◆ **GIVEN TEXT**:
John Vincent Atanasoff

John Vincent Atanasoff

John Vincent Atanasoff (October 1903 – June 1995)  [BSE 1925] created and built the first electronic calculating machine. Atanasoff is one of the most distinguished alumni of the College of Engineering and was so recognized with an honorary doctorate of science degree from UF in 1974. He graduated from the University of Florida in 1925 with a BS degree in electrical engineering.

In the late 1930s, Atanasoff sought a way to facilitate linear algebraic calculations needed for his research. In 1939, he created a prototype of the first digital calculator, which possessed many features of modern computers – a binary system, regenerative memory, logical schemes as elements of software, and electronic components for storing data. The prototype, built with his student, Clifford Berry, was finished in 1942.

The concepts were borrowed, without permission, to build ENIAC in the 1940s. A 1973 lawsuit established that Atanasoff was indeed the father of the digital computer. That fact has gone largely unrecognized, in spite of the ruling of a federal judge that established Atanasoff’s original contribution to the computer age and declared his right to be noted by his colleagues and in history as “the inventor of the computer.”

Atanasoff was born in Hamilton, NY. His father, John, came to the U.S. from Bulgaria in 1889. He, too, was an electrical engineer. His mother, Iva Purdy, taught mathematics. The family moved to Osteen, Florida, in 1912 and lived with Atanasoff’s uncle who was Justice of the Peace of Sanford. Atanasoff started public school in 1913 in a two-room schoolhouse. He learned to use the slide rule and studied logarithms when he was only nine years old.

Atanasoff finished high school in 1920 and worked during the summer as a prospector for a phosphate mine for $3 to $4 a day to save money to attend UF. He saved about $500, but the money ran out shortly after his first year at UF. He began working odd jobs to make ends meet.

 At that point, he met Fritz Buchholz, Alachua County public school superintendent. Buchholz was looking for someone to teach high school science and asked Atanasoff to lead the science department. Atanasoff, then in his junior year in engineering, would first have to pass the state exam in physics, agriculture, and biology. Atanasoff studied for three days and passed the tests with flying colors. At the age of 20, he became head of the science department for public schools in Gainesville.

During his time at UF, Atanasoff was quite active in a number of campus organizations. He was a member of Sigma Tau, Phi Kappa Phi, the Polk County Club, and the Benton Engineering Society, which he served as both vice president and president. Atanasoff was particularly fond of Dr. John R. Benton, the College of Engineering’s first dean, and Benton always encouraged Atanasoff to persevere with his inventions. It was just such encouragement that kept Atanasoff experimenting with new ideas.

After graduating with his BS degree, Atanasoff began graduate work in mathematics and theoretical physics at Iowa State University and received his MS degree in 1926. He then went to the University of Wisconsin where he obtained his Ph.D. in 1930. He later returned to Iowa State where he had a distinguished teaching career. It was also at Iowa State where Atanasoff and his graduate student, Clifford Berry, first began work on the ABC (Atanasoff-Berry Computer) in the basement of the physics building.

◆ **APPLY WHAT YOU READ**:
(a) According to the Atanasoff biography, in what year did UF award Atanasoff an honorary doctorate of science degree?
(b) Extract the passage of the Atanasoff biography word for word, starting with "Atanasoff was born" and going on through "nine years old.".

◆ **INFORMATION PROVIDED**:
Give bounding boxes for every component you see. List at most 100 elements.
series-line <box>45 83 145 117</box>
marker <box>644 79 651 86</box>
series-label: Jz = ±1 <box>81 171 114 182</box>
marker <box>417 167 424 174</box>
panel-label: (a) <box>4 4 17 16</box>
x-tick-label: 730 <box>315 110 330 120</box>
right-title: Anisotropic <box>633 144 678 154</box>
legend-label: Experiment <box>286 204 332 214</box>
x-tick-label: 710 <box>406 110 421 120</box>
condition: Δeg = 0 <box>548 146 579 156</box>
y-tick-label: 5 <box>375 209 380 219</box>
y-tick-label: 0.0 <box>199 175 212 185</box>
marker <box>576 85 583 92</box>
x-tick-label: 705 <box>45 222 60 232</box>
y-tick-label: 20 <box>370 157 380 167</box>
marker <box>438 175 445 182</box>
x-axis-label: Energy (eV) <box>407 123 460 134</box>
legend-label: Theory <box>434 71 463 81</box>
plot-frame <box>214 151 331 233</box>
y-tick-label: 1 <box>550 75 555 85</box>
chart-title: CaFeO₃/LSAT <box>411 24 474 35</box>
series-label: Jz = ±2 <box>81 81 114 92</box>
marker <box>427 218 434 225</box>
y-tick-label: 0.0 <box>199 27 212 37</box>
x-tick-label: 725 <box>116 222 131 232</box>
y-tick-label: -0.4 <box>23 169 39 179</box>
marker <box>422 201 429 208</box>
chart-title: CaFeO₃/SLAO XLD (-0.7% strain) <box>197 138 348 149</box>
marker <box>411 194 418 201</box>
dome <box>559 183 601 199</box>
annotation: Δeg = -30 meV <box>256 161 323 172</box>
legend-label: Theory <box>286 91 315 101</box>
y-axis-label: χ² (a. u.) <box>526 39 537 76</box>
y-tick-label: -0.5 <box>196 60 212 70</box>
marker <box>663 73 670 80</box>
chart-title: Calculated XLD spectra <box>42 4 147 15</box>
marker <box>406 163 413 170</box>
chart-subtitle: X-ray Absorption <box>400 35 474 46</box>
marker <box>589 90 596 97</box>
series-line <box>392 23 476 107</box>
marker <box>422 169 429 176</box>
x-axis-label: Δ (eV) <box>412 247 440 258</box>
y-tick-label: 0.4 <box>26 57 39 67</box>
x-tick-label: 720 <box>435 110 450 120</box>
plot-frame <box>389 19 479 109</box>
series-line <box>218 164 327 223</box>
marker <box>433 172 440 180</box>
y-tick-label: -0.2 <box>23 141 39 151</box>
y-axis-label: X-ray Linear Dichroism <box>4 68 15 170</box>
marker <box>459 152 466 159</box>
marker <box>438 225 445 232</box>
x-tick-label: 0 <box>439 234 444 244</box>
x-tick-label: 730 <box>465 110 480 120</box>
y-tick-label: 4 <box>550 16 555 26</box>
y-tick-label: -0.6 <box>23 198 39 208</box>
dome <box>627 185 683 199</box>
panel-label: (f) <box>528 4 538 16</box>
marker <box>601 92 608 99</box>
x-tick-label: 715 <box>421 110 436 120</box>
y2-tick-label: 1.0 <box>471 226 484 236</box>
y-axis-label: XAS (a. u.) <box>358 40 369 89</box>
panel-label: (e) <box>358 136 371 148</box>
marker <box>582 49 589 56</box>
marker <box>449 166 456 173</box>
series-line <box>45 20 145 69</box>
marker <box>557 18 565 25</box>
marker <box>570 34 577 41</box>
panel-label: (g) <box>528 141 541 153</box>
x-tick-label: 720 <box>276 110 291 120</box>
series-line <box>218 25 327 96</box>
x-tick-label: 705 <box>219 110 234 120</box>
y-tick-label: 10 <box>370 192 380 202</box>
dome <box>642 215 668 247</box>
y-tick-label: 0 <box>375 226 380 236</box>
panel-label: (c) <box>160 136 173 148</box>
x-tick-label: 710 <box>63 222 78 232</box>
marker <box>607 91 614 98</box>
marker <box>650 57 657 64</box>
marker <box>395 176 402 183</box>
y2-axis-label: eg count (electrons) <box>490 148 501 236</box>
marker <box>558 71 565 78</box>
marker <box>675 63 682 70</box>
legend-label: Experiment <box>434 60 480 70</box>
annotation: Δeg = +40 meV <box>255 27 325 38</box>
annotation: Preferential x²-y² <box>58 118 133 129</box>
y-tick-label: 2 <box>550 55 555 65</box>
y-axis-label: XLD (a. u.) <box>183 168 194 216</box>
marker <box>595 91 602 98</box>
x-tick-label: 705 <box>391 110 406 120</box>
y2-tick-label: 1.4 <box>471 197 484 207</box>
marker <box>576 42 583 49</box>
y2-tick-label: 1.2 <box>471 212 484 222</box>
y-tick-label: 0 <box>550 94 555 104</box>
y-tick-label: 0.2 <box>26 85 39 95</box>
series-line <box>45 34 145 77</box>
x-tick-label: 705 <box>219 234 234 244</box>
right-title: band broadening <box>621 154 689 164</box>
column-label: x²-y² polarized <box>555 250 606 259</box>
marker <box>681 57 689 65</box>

◆ **SOLUTIONS TO EACH TASK**:
(a) 1974

(b)
Atanasoff was born in Hamilton, NY. His father, John, came to the U.S. from Bulgaria in 1889. He, too, was an electrical engineer. His mother, Iva Purdy, taught mathematics. The family moved to Osteen, Florida, in 1912 and lived with Atanasoff’s uncle who was Justice of the Peace of Sanford. Atanasoff started public school in 1913 in a two-room schoolhouse. He learned to use the slide rule and studied logarithms when he was only nine years old.